▶ [Given instruction]
Copy the listing verbatim, excluding any images found in it.

▶ [Material shown]
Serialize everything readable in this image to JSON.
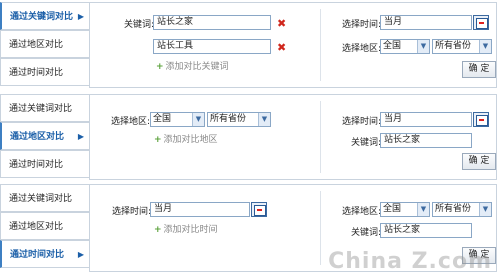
{
  "tabs": {
    "keyword": "通过关键词对比",
    "region": "通过地区对比",
    "time": "通过时间对比"
  },
  "labels": {
    "keyword": "关键词:",
    "select_time": "选择时间:",
    "select_region": "选择地区:"
  },
  "panel1": {
    "keyword_1": "站长之家",
    "keyword_2": "站长工具",
    "add_keyword": "添加对比关键词",
    "time": "当月",
    "region": "全国",
    "province": "所有省份",
    "confirm": "确 定"
  },
  "panel2": {
    "region": "全国",
    "province": "所有省份",
    "add_region": "添加对比地区",
    "time": "当月",
    "keyword": "站长之家",
    "confirm": "确 定"
  },
  "panel3": {
    "time": "当月",
    "add_time": "添加对比时间",
    "region": "全国",
    "province": "所有省份",
    "keyword": "站长之家",
    "confirm": "确 定"
  },
  "watermark": "China Z.com",
  "icons": {
    "tab_arrow": "arrow-right-icon",
    "remove": "remove-x-icon",
    "add": "plus-icon",
    "calendar": "calendar-icon",
    "dropdown": "chevron-down-icon"
  },
  "colors": {
    "active_tab": "#1b5fa8",
    "border": "#c9d3de",
    "remove": "#d0271c",
    "add": "#5aa13a"
  }
}
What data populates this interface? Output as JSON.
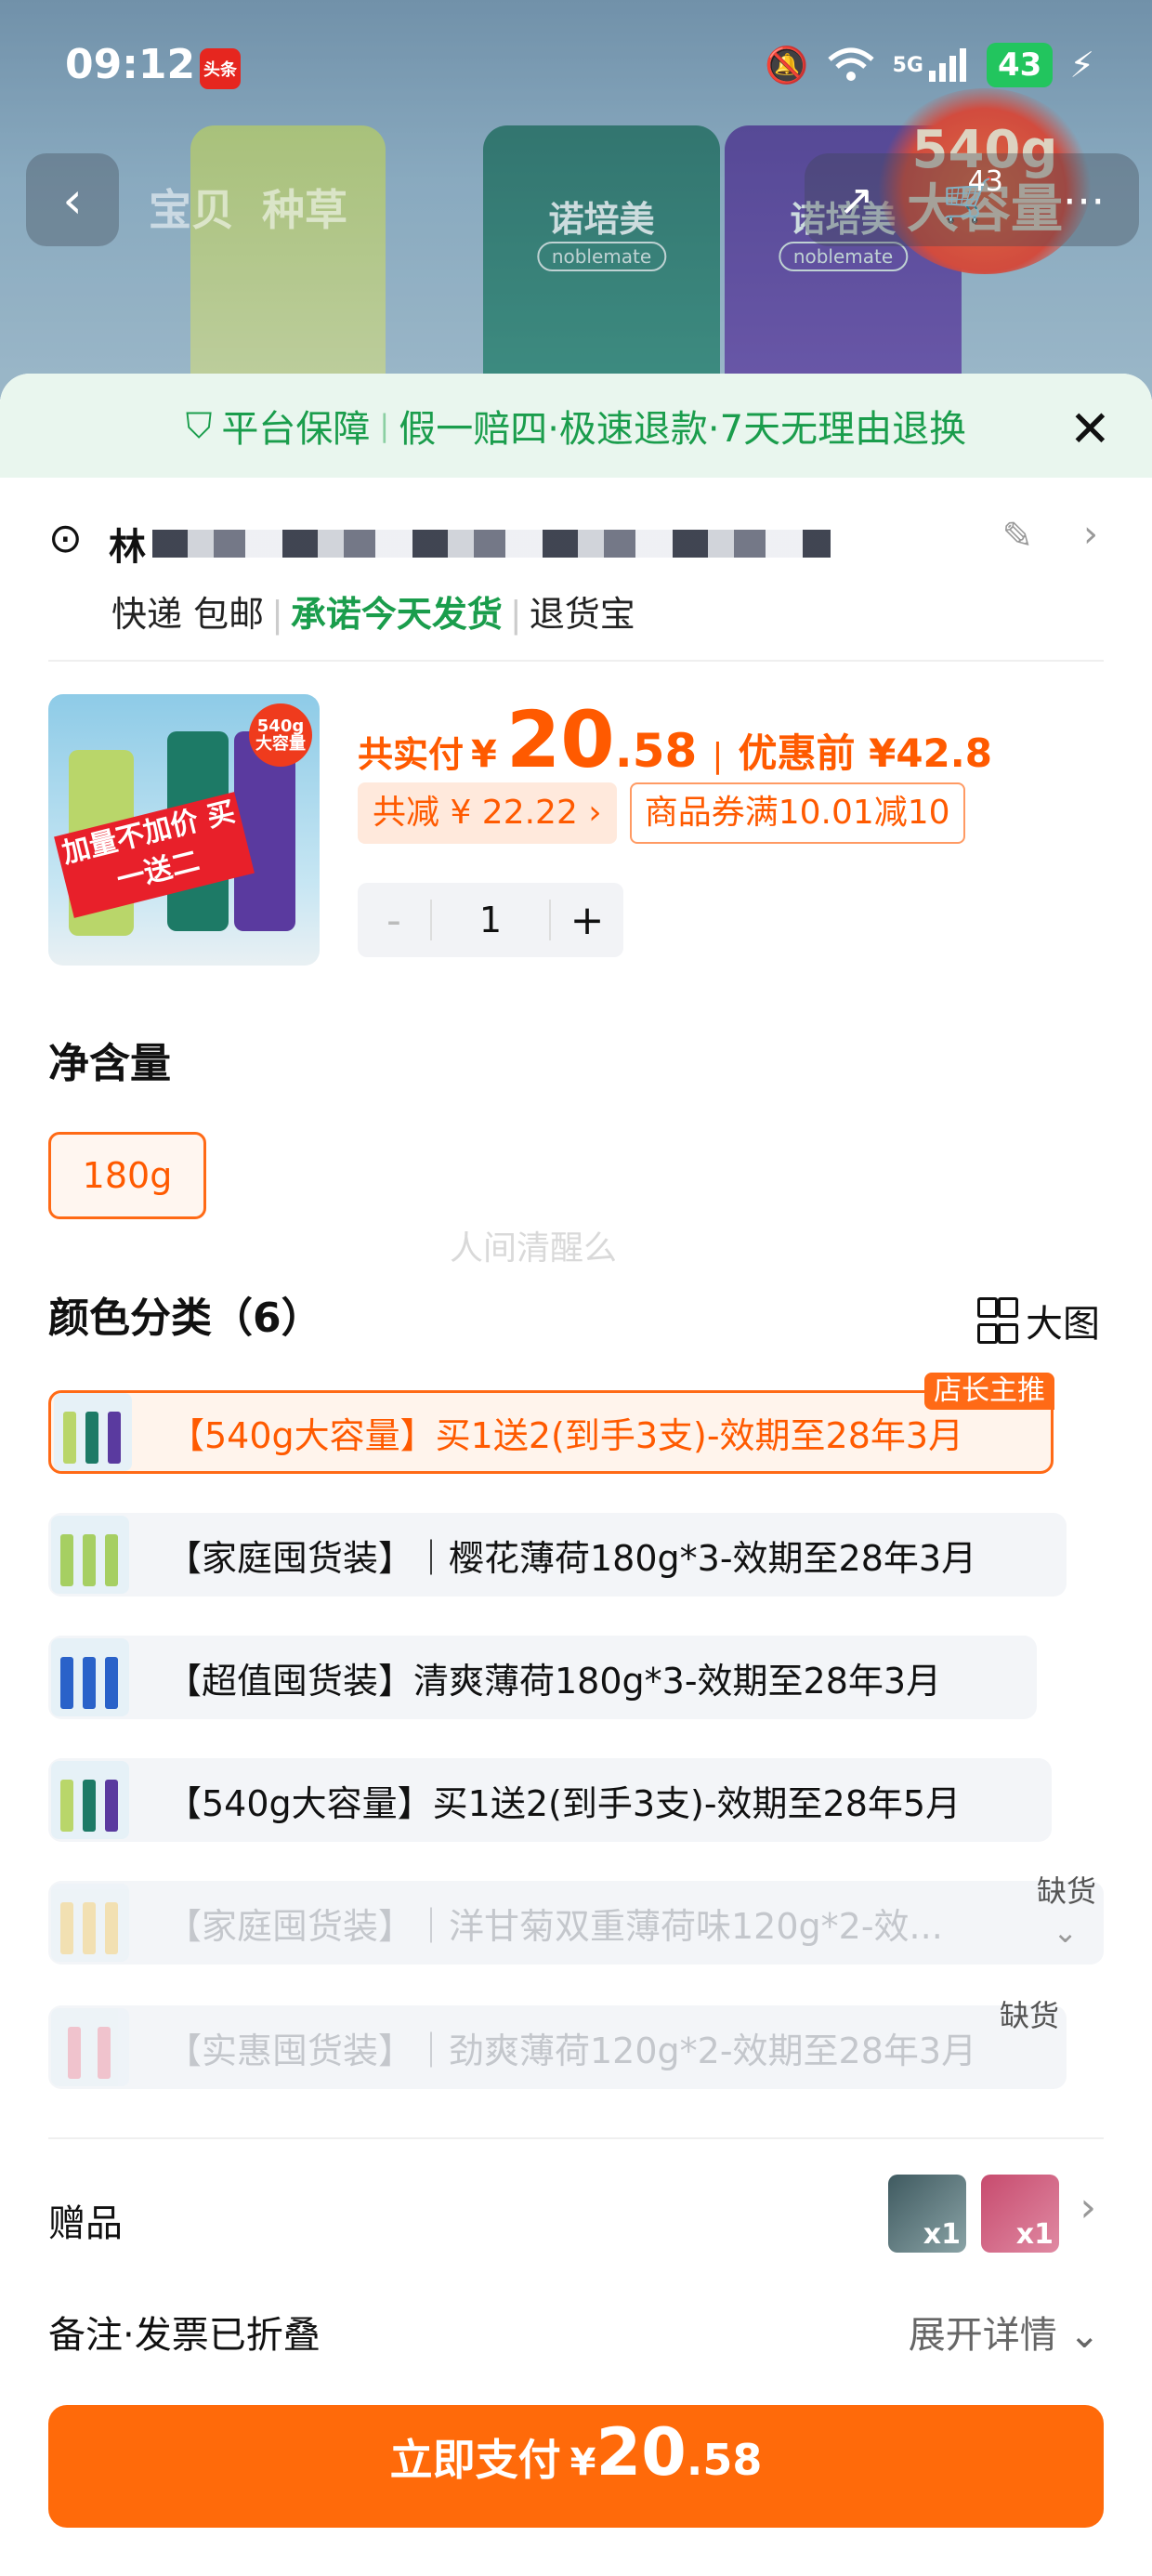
{
  "status_bar": {
    "time": "09:12",
    "app_badge": "头条",
    "network": "5G",
    "battery": "43"
  },
  "nav": {
    "tabs": [
      "宝贝",
      "种草"
    ],
    "cart_count": "43"
  },
  "product_image": {
    "brand": "诺培美",
    "logo": "noblemate",
    "promo": "540g 大容量",
    "ribbon": "加量不加价 买一送二",
    "burst": "540g 大容量",
    "mini_brand": "诺培美"
  },
  "guarantee": {
    "title": "平台保障",
    "items": "假一赔四·极速退款·7天无理由退换"
  },
  "address": {
    "name": "林",
    "delivery": "快递 包邮",
    "promise": "承诺今天发货",
    "return": "退货宝"
  },
  "price": {
    "label": "共实付",
    "yen": "¥",
    "int": "20",
    "dec": ".58",
    "before": "优惠前 ¥42.8",
    "total_cut": "共减 ¥ 22.22 ›",
    "coupon": "商品券满10.01减10"
  },
  "quantity": {
    "minus": "-",
    "value": "1",
    "plus": "+"
  },
  "net": {
    "title": "净含量",
    "option": "180g"
  },
  "watermark": "人间清醒么",
  "color": {
    "title": "颜色分类（6）",
    "big_view": "大图",
    "corner_tag": "店长主推",
    "oos": "缺货",
    "options": [
      {
        "label": "【540g大容量】买1送2(到手3支)-效期至28年3月"
      },
      {
        "label": "【家庭囤货装】｜樱花薄荷180g*3-效期至28年3月"
      },
      {
        "label": "【超值囤货装】清爽薄荷180g*3-效期至28年3月"
      },
      {
        "label": "【540g大容量】买1送2(到手3支)-效期至28年5月"
      },
      {
        "label": "【家庭囤货装】｜洋甘菊双重薄荷味120g*2-效..."
      },
      {
        "label": "【实惠囤货装】｜劲爽薄荷120g*2-效期至28年3月"
      }
    ]
  },
  "gift": {
    "label": "赠品",
    "count1": "x1",
    "count2": "x1"
  },
  "remark": {
    "label": "备注·发票已折叠",
    "expand": "展开详情"
  },
  "pay": {
    "label": "立即支付",
    "yen": "¥",
    "int": "20",
    "dec": ".58"
  },
  "colors": {
    "accent": "#ff6a0a",
    "green": "#1a9d4c"
  }
}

▶ [Solved exercise]
Serialize everything readable in this image to JSON.
{
  "tabs": {
    "keyword": "通过关键词对比",
    "region": "通过地区对比",
    "time": "通过时间对比"
  },
  "labels": {
    "keyword": "关键词:",
    "select_time": "选择时间:",
    "select_region": "选择地区:"
  },
  "panel1": {
    "keyword_1": "站长之家",
    "keyword_2": "站长工具",
    "add_keyword": "添加对比关键词",
    "time": "当月",
    "region": "全国",
    "province": "所有省份",
    "confirm": "确 定"
  },
  "panel2": {
    "region": "全国",
    "province": "所有省份",
    "add_region": "添加对比地区",
    "time": "当月",
    "keyword": "站长之家",
    "confirm": "确 定"
  },
  "panel3": {
    "time": "当月",
    "add_time": "添加对比时间",
    "region": "全国",
    "province": "所有省份",
    "keyword": "站长之家",
    "confirm": "确 定"
  },
  "watermark": "China Z.com",
  "icons": {
    "tab_arrow": "arrow-right-icon",
    "remove": "remove-x-icon",
    "add": "plus-icon",
    "calendar": "calendar-icon",
    "dropdown": "chevron-down-icon"
  },
  "colors": {
    "active_tab": "#1b5fa8",
    "border": "#c9d3de",
    "remove": "#d0271c",
    "add": "#5aa13a"
  }
}
What data populates this interface? Output as JSON.
{
  "status_bar": {
    "time": "09:12",
    "app_badge": "头条",
    "network": "5G",
    "battery": "43"
  },
  "nav": {
    "tabs": [
      "宝贝",
      "种草"
    ],
    "cart_count": "43"
  },
  "product_image": {
    "brand": "诺培美",
    "logo": "noblemate",
    "promo": "540g 大容量",
    "ribbon": "加量不加价 买一送二",
    "burst": "540g 大容量",
    "mini_brand": "诺培美"
  },
  "guarantee": {
    "title": "平台保障",
    "items": "假一赔四·极速退款·7天无理由退换"
  },
  "address": {
    "name": "林",
    "delivery": "快递 包邮",
    "promise": "承诺今天发货",
    "return": "退货宝"
  },
  "price": {
    "label": "共实付",
    "yen": "¥",
    "int": "20",
    "dec": ".58",
    "before": "优惠前 ¥42.8",
    "total_cut": "共减 ¥ 22.22 ›",
    "coupon": "商品券满10.01减10"
  },
  "quantity": {
    "minus": "-",
    "value": "1",
    "plus": "+"
  },
  "net": {
    "title": "净含量",
    "option": "180g"
  },
  "watermark": "人间清醒么",
  "color": {
    "title": "颜色分类（6）",
    "big_view": "大图",
    "corner_tag": "店长主推",
    "oos": "缺货",
    "options": [
      {
        "label": "【540g大容量】买1送2(到手3支)-效期至28年3月"
      },
      {
        "label": "【家庭囤货装】｜樱花薄荷180g*3-效期至28年3月"
      },
      {
        "label": "【超值囤货装】清爽薄荷180g*3-效期至28年3月"
      },
      {
        "label": "【540g大容量】买1送2(到手3支)-效期至28年5月"
      },
      {
        "label": "【家庭囤货装】｜洋甘菊双重薄荷味120g*2-效..."
      },
      {
        "label": "【实惠囤货装】｜劲爽薄荷120g*2-效期至28年3月"
      }
    ]
  },
  "gift": {
    "label": "赠品",
    "count1": "x1",
    "count2": "x1"
  },
  "remark": {
    "label": "备注·发票已折叠",
    "expand": "展开详情"
  },
  "pay": {
    "label": "立即支付",
    "yen": "¥",
    "int": "20",
    "dec": ".58"
  },
  "colors": {
    "accent": "#ff6a0a",
    "green": "#1a9d4c"
  }
}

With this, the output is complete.